Work instructions:
Transcribe each line of the records below verbatim.

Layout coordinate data
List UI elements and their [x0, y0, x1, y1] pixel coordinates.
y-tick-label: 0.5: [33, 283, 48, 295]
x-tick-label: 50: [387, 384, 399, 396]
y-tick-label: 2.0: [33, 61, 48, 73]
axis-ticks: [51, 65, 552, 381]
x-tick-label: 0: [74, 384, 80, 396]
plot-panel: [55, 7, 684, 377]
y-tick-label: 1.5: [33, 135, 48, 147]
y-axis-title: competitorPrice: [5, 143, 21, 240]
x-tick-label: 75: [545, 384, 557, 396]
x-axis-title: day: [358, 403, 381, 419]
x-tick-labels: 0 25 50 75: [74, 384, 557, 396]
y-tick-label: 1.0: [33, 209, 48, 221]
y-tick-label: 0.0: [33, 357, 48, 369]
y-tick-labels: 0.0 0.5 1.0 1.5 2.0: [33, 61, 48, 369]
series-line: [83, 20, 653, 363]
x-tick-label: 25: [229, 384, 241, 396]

Result of the exercise:
List UI elements and their [x0, y0, x1, y1] pixel coordinates.
y-tick-label: 0.5: [33, 283, 48, 295]
x-tick-label: 50: [387, 384, 399, 396]
y-tick-label: 2.0: [33, 61, 48, 73]
axis-ticks: [51, 65, 552, 381]
x-tick-label: 0: [74, 384, 80, 396]
plot-panel: [55, 7, 684, 377]
y-tick-label: 1.5: [33, 135, 48, 147]
y-axis-title: competitorPrice: [5, 143, 21, 240]
x-tick-label: 75: [545, 384, 557, 396]
x-axis-title: day: [358, 403, 381, 419]
x-tick-labels: 0 25 50 75: [74, 384, 557, 396]
y-tick-label: 1.0: [33, 209, 48, 221]
y-tick-label: 0.0: [33, 357, 48, 369]
y-tick-labels: 0.0 0.5 1.0 1.5 2.0: [33, 61, 48, 369]
series-line: [83, 20, 653, 363]
x-tick-label: 25: [229, 384, 241, 396]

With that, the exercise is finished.